What this task involves
Copy each line of the listing below exactly.

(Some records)

+-------+

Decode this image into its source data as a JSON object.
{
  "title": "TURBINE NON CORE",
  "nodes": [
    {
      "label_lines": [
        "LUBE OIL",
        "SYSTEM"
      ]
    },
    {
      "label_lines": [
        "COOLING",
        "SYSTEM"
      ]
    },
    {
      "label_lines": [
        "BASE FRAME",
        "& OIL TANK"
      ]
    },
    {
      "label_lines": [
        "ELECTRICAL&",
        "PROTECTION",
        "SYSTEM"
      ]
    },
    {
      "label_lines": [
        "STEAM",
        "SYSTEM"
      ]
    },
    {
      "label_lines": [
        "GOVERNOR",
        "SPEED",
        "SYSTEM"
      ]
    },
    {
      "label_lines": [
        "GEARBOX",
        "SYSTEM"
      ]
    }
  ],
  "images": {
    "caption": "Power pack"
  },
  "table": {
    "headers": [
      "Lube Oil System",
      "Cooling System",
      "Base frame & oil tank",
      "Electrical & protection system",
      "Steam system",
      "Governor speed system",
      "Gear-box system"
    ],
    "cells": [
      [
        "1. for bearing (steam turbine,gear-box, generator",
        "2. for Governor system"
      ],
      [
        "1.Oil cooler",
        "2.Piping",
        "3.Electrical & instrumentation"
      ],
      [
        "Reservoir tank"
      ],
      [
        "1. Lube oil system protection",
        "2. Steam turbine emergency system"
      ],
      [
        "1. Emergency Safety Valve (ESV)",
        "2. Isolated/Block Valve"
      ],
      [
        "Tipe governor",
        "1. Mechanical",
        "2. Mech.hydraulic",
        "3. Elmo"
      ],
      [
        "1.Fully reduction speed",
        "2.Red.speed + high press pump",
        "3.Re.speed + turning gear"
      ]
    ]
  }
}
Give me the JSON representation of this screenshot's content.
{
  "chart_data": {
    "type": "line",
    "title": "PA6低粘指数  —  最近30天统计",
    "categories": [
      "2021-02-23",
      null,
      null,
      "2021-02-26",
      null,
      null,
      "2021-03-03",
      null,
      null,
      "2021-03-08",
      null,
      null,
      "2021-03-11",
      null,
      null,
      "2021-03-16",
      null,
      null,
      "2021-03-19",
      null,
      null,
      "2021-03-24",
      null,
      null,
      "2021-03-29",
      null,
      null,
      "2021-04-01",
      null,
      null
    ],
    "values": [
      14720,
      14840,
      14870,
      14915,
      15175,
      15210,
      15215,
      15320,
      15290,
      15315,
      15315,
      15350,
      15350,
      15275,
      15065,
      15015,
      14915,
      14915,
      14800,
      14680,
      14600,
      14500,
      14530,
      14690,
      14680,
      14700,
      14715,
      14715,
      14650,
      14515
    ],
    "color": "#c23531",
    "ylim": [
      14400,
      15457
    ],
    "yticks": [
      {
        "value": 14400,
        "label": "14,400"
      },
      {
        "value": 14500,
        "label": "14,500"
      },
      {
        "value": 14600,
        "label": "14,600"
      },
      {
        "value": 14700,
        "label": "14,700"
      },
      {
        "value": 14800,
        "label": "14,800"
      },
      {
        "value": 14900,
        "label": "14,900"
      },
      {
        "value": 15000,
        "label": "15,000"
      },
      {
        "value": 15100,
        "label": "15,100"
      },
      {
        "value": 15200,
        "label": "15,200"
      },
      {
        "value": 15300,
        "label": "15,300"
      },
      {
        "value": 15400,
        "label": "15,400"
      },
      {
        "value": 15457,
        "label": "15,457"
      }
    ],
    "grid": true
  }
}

+-------+

Response to this exercise
Decode this image into its source data as a JSON object.
{
  "title": "TURBINE NON CORE",
  "nodes": [
    {
      "label_lines": [
        "LUBE OIL",
        "SYSTEM"
      ]
    },
    {
      "label_lines": [
        "COOLING",
        "SYSTEM"
      ]
    },
    {
      "label_lines": [
        "BASE FRAME",
        "& OIL TANK"
      ]
    },
    {
      "label_lines": [
        "ELECTRICAL&",
        "PROTECTION",
        "SYSTEM"
      ]
    },
    {
      "label_lines": [
        "STEAM",
        "SYSTEM"
      ]
    },
    {
      "label_lines": [
        "GOVERNOR",
        "SPEED",
        "SYSTEM"
      ]
    },
    {
      "label_lines": [
        "GEARBOX",
        "SYSTEM"
      ]
    }
  ],
  "images": {
    "caption": "Power pack"
  },
  "table": {
    "headers": [
      "Lube Oil System",
      "Cooling System",
      "Base frame & oil tank",
      "Electrical & protection system",
      "Steam system",
      "Governor speed system",
      "Gear-box system"
    ],
    "cells": [
      [
        "1. for bearing (steam turbine,gear-box, generator",
        "2. for Governor system"
      ],
      [
        "1.Oil cooler",
        "2.Piping",
        "3.Electrical & instrumentation"
      ],
      [
        "Reservoir tank"
      ],
      [
        "1. Lube oil system protection",
        "2. Steam turbine emergency system"
      ],
      [
        "1. Emergency Safety Valve (ESV)",
        "2. Isolated/Block Valve"
      ],
      [
        "Tipe governor",
        "1. Mechanical",
        "2. Mech.hydraulic",
        "3. Elmo"
      ],
      [
        "1.Fully reduction speed",
        "2.Red.speed + high press pump",
        "3.Re.speed + turning gear"
      ]
    ]
  }
}
Give me the JSON representation of this screenshot's content.
{
  "chart_data": {
    "type": "line",
    "title": "PA6低粘指数  —  最近30天统计",
    "categories": [
      "2021-02-23",
      null,
      null,
      "2021-02-26",
      null,
      null,
      "2021-03-03",
      null,
      null,
      "2021-03-08",
      null,
      null,
      "2021-03-11",
      null,
      null,
      "2021-03-16",
      null,
      null,
      "2021-03-19",
      null,
      null,
      "2021-03-24",
      null,
      null,
      "2021-03-29",
      null,
      null,
      "2021-04-01",
      null,
      null
    ],
    "values": [
      14720,
      14840,
      14870,
      14915,
      15175,
      15210,
      15215,
      15320,
      15290,
      15315,
      15315,
      15350,
      15350,
      15275,
      15065,
      15015,
      14915,
      14915,
      14800,
      14680,
      14600,
      14500,
      14530,
      14690,
      14680,
      14700,
      14715,
      14715,
      14650,
      14515
    ],
    "color": "#c23531",
    "ylim": [
      14400,
      15457
    ],
    "yticks": [
      {
        "value": 14400,
        "label": "14,400"
      },
      {
        "value": 14500,
        "label": "14,500"
      },
      {
        "value": 14600,
        "label": "14,600"
      },
      {
        "value": 14700,
        "label": "14,700"
      },
      {
        "value": 14800,
        "label": "14,800"
      },
      {
        "value": 14900,
        "label": "14,900"
      },
      {
        "value": 15000,
        "label": "15,000"
      },
      {
        "value": 15100,
        "label": "15,100"
      },
      {
        "value": 15200,
        "label": "15,200"
      },
      {
        "value": 15300,
        "label": "15,300"
      },
      {
        "value": 15400,
        "label": "15,400"
      },
      {
        "value": 15457,
        "label": "15,457"
      }
    ],
    "grid": true
  }
}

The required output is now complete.